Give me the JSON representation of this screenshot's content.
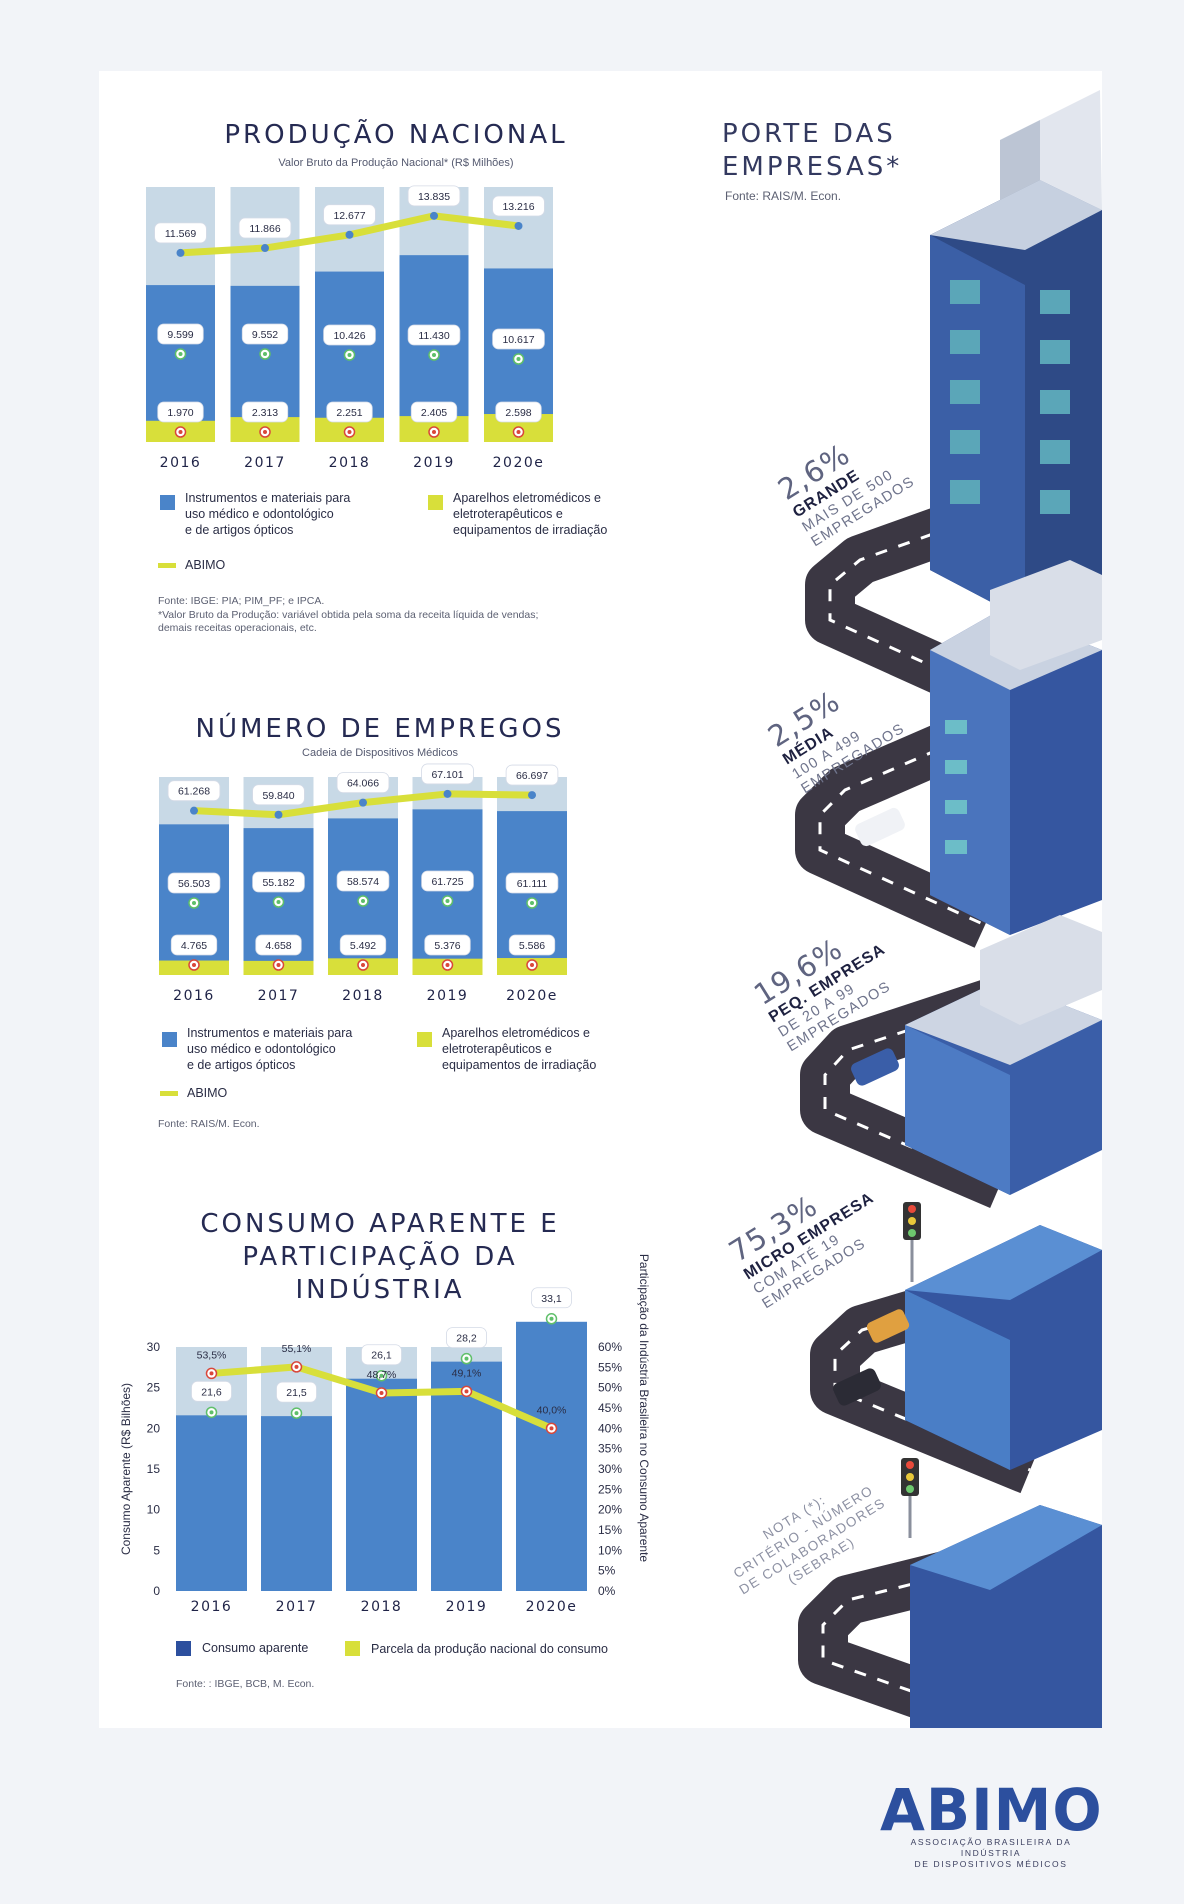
{
  "porte": {
    "title_line1": "PORTE DAS",
    "title_line2": "EMPRESAS*",
    "source": "Fonte: RAIS/M. Econ.",
    "segments": [
      {
        "pct": "2,6%",
        "name": "GRANDE",
        "desc1": "MAIS DE 500",
        "desc2": "EMPREGADOS"
      },
      {
        "pct": "2,5%",
        "name": "MÉDIA",
        "desc1": "100 A 499",
        "desc2": "EMPREGADOS"
      },
      {
        "pct": "19,6%",
        "name": "PEQ. EMPRESA",
        "desc1": "DE 20 A 99",
        "desc2": "EMPREGADOS"
      },
      {
        "pct": "75,3%",
        "name": "MICRO EMPRESA",
        "desc1": "COM ATÉ 19",
        "desc2": "EMPREGADOS"
      }
    ],
    "nota": [
      "NOTA (*):",
      "CRITÉRIO - NÚMERO",
      "DE COLABORADORES",
      "(SEBRAE)"
    ]
  },
  "chart_data": [
    {
      "type": "bar",
      "title": "PRODUÇÃO NACIONAL",
      "subtitle": "Valor Bruto da Produção Nacional* (R$ Milhões)",
      "categories": [
        "2016",
        "2017",
        "2018",
        "2019",
        "2020e"
      ],
      "series": [
        {
          "name": "Instrumentos e materiais para uso médico e odontológico e de artigos ópticos",
          "values": [
            9599,
            9552,
            10426,
            11430,
            10617
          ],
          "labels": [
            "9.599",
            "9.552",
            "10.426",
            "11.430",
            "10.617"
          ],
          "color": "#4a84c9"
        },
        {
          "name": "Aparelhos eletromédicos e eletroterapêuticos e equipamentos de irradiação",
          "values": [
            1970,
            2313,
            2251,
            2405,
            2598
          ],
          "labels": [
            "1.970",
            "2.313",
            "2.251",
            "2.405",
            "2.598"
          ],
          "color": "#d8df3a"
        },
        {
          "name": "ABIMO",
          "values": [
            11569,
            11866,
            12677,
            13835,
            13216
          ],
          "labels": [
            "11.569",
            "11.866",
            "12.677",
            "13.835",
            "13.216"
          ],
          "color": "#d8df3a"
        }
      ],
      "legend": [
        "Instrumentos e materiais para",
        "uso médico e odontológico",
        "e de artigos ópticos",
        "Aparelhos eletromédicos e",
        "eletroterapêuticos e",
        "equipamentos de irradiação",
        "ABIMO"
      ],
      "source": [
        "Fonte: IBGE: PIA; PIM_PF; e IPCA.",
        "*Valor Bruto da Produção: variável obtida pela soma da receita líquida de vendas;",
        "demais receitas operacionais, etc."
      ]
    },
    {
      "type": "bar",
      "title": "NÚMERO DE EMPREGOS",
      "subtitle": "Cadeia de Dispositivos Médicos",
      "categories": [
        "2016",
        "2017",
        "2018",
        "2019",
        "2020e"
      ],
      "series": [
        {
          "name": "Instrumentos e materiais para uso médico e odontológico e de artigos ópticos",
          "values": [
            56503,
            55182,
            58574,
            61725,
            61111
          ],
          "labels": [
            "56.503",
            "55.182",
            "58.574",
            "61.725",
            "61.111"
          ],
          "color": "#4a84c9"
        },
        {
          "name": "Aparelhos eletromédicos e eletroterapêuticos e equipamentos de irradiação",
          "values": [
            4765,
            4658,
            5492,
            5376,
            5586
          ],
          "labels": [
            "4.765",
            "4.658",
            "5.492",
            "5.376",
            "5.586"
          ],
          "color": "#d8df3a"
        },
        {
          "name": "ABIMO",
          "values": [
            61268,
            59840,
            64066,
            67101,
            66697
          ],
          "labels": [
            "61.268",
            "59.840",
            "64.066",
            "67.101",
            "66.697"
          ],
          "color": "#d8df3a"
        }
      ],
      "legend": [
        "Instrumentos e materiais para",
        "uso médico e odontológico",
        "e de artigos ópticos",
        "Aparelhos eletromédicos e",
        "eletroterapêuticos e",
        "equipamentos de irradiação",
        "ABIMO"
      ],
      "source": [
        "Fonte: RAIS/M. Econ."
      ]
    },
    {
      "type": "bar",
      "title_lines": [
        "CONSUMO APARENTE E",
        "PARTICIPAÇÃO DA",
        "INDÚSTRIA"
      ],
      "categories": [
        "2016",
        "2017",
        "2018",
        "2019",
        "2020e"
      ],
      "series": [
        {
          "name": "Consumo aparente",
          "values": [
            21.6,
            21.5,
            26.1,
            28.2,
            33.1
          ],
          "labels": [
            "21,6",
            "21,5",
            "26,1",
            "28,2",
            "33,1"
          ],
          "color": "#4a84c9"
        },
        {
          "name": "Parcela da produção nacional do consumo",
          "values": [
            53.5,
            55.1,
            48.7,
            49.1,
            40.0
          ],
          "labels": [
            "53,5%",
            "55,1%",
            "48,7%",
            "49,1%",
            "40,0%"
          ],
          "color": "#d8df3a"
        }
      ],
      "ylabel": "Consumo Aparente (R$ Bilhões)",
      "y2label": "Participação da Indústria Brasileira no Consumo Aparente",
      "ylim": [
        0,
        30
      ],
      "y_ticks": [
        "0",
        "5",
        "10",
        "15",
        "20",
        "25",
        "30"
      ],
      "y2lim": [
        0,
        60
      ],
      "y2_ticks": [
        "0%",
        "5%",
        "10%",
        "15%",
        "20%",
        "25%",
        "30%",
        "35%",
        "40%",
        "45%",
        "50%",
        "55%",
        "60%"
      ],
      "legend": [
        "Consumo aparente",
        "Parcela da produção nacional do consumo"
      ],
      "source": "Fonte: : IBGE, BCB, M. Econ."
    }
  ],
  "logo": {
    "text": "ABIMO",
    "sub1": "ASSOCIAÇÃO BRASILEIRA DA INDÚSTRIA",
    "sub2": "DE DISPOSITIVOS MÉDICOS"
  }
}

The problem — Give back every line exactly as it stands, pictures excluded.

Exercise response —
Give me the JSON representation of this screenshot's content.
{
  "porte": {
    "title_line1": "PORTE DAS",
    "title_line2": "EMPRESAS*",
    "source": "Fonte: RAIS/M. Econ.",
    "segments": [
      {
        "pct": "2,6%",
        "name": "GRANDE",
        "desc1": "MAIS DE 500",
        "desc2": "EMPREGADOS"
      },
      {
        "pct": "2,5%",
        "name": "MÉDIA",
        "desc1": "100 A 499",
        "desc2": "EMPREGADOS"
      },
      {
        "pct": "19,6%",
        "name": "PEQ. EMPRESA",
        "desc1": "DE 20 A 99",
        "desc2": "EMPREGADOS"
      },
      {
        "pct": "75,3%",
        "name": "MICRO EMPRESA",
        "desc1": "COM ATÉ 19",
        "desc2": "EMPREGADOS"
      }
    ],
    "nota": [
      "NOTA (*):",
      "CRITÉRIO - NÚMERO",
      "DE COLABORADORES",
      "(SEBRAE)"
    ]
  },
  "chart_data": [
    {
      "type": "bar",
      "title": "PRODUÇÃO NACIONAL",
      "subtitle": "Valor Bruto da Produção Nacional* (R$ Milhões)",
      "categories": [
        "2016",
        "2017",
        "2018",
        "2019",
        "2020e"
      ],
      "series": [
        {
          "name": "Instrumentos e materiais para uso médico e odontológico e de artigos ópticos",
          "values": [
            9599,
            9552,
            10426,
            11430,
            10617
          ],
          "labels": [
            "9.599",
            "9.552",
            "10.426",
            "11.430",
            "10.617"
          ],
          "color": "#4a84c9"
        },
        {
          "name": "Aparelhos eletromédicos e eletroterapêuticos e equipamentos de irradiação",
          "values": [
            1970,
            2313,
            2251,
            2405,
            2598
          ],
          "labels": [
            "1.970",
            "2.313",
            "2.251",
            "2.405",
            "2.598"
          ],
          "color": "#d8df3a"
        },
        {
          "name": "ABIMO",
          "values": [
            11569,
            11866,
            12677,
            13835,
            13216
          ],
          "labels": [
            "11.569",
            "11.866",
            "12.677",
            "13.835",
            "13.216"
          ],
          "color": "#d8df3a"
        }
      ],
      "legend": [
        "Instrumentos e materiais para",
        "uso médico e odontológico",
        "e de artigos ópticos",
        "Aparelhos eletromédicos e",
        "eletroterapêuticos e",
        "equipamentos de irradiação",
        "ABIMO"
      ],
      "source": [
        "Fonte: IBGE: PIA; PIM_PF; e IPCA.",
        "*Valor Bruto da Produção: variável obtida pela soma da receita líquida de vendas;",
        "demais receitas operacionais, etc."
      ]
    },
    {
      "type": "bar",
      "title": "NÚMERO DE EMPREGOS",
      "subtitle": "Cadeia de Dispositivos Médicos",
      "categories": [
        "2016",
        "2017",
        "2018",
        "2019",
        "2020e"
      ],
      "series": [
        {
          "name": "Instrumentos e materiais para uso médico e odontológico e de artigos ópticos",
          "values": [
            56503,
            55182,
            58574,
            61725,
            61111
          ],
          "labels": [
            "56.503",
            "55.182",
            "58.574",
            "61.725",
            "61.111"
          ],
          "color": "#4a84c9"
        },
        {
          "name": "Aparelhos eletromédicos e eletroterapêuticos e equipamentos de irradiação",
          "values": [
            4765,
            4658,
            5492,
            5376,
            5586
          ],
          "labels": [
            "4.765",
            "4.658",
            "5.492",
            "5.376",
            "5.586"
          ],
          "color": "#d8df3a"
        },
        {
          "name": "ABIMO",
          "values": [
            61268,
            59840,
            64066,
            67101,
            66697
          ],
          "labels": [
            "61.268",
            "59.840",
            "64.066",
            "67.101",
            "66.697"
          ],
          "color": "#d8df3a"
        }
      ],
      "legend": [
        "Instrumentos e materiais para",
        "uso médico e odontológico",
        "e de artigos ópticos",
        "Aparelhos eletromédicos e",
        "eletroterapêuticos e",
        "equipamentos de irradiação",
        "ABIMO"
      ],
      "source": [
        "Fonte: RAIS/M. Econ."
      ]
    },
    {
      "type": "bar",
      "title_lines": [
        "CONSUMO APARENTE E",
        "PARTICIPAÇÃO DA",
        "INDÚSTRIA"
      ],
      "categories": [
        "2016",
        "2017",
        "2018",
        "2019",
        "2020e"
      ],
      "series": [
        {
          "name": "Consumo aparente",
          "values": [
            21.6,
            21.5,
            26.1,
            28.2,
            33.1
          ],
          "labels": [
            "21,6",
            "21,5",
            "26,1",
            "28,2",
            "33,1"
          ],
          "color": "#4a84c9"
        },
        {
          "name": "Parcela da produção nacional do consumo",
          "values": [
            53.5,
            55.1,
            48.7,
            49.1,
            40.0
          ],
          "labels": [
            "53,5%",
            "55,1%",
            "48,7%",
            "49,1%",
            "40,0%"
          ],
          "color": "#d8df3a"
        }
      ],
      "ylabel": "Consumo Aparente (R$ Bilhões)",
      "y2label": "Participação da Indústria Brasileira no Consumo Aparente",
      "ylim": [
        0,
        30
      ],
      "y_ticks": [
        "0",
        "5",
        "10",
        "15",
        "20",
        "25",
        "30"
      ],
      "y2lim": [
        0,
        60
      ],
      "y2_ticks": [
        "0%",
        "5%",
        "10%",
        "15%",
        "20%",
        "25%",
        "30%",
        "35%",
        "40%",
        "45%",
        "50%",
        "55%",
        "60%"
      ],
      "legend": [
        "Consumo aparente",
        "Parcela da produção nacional do consumo"
      ],
      "source": "Fonte: : IBGE, BCB, M. Econ."
    }
  ],
  "logo": {
    "text": "ABIMO",
    "sub1": "ASSOCIAÇÃO BRASILEIRA DA INDÚSTRIA",
    "sub2": "DE DISPOSITIVOS MÉDICOS"
  }
}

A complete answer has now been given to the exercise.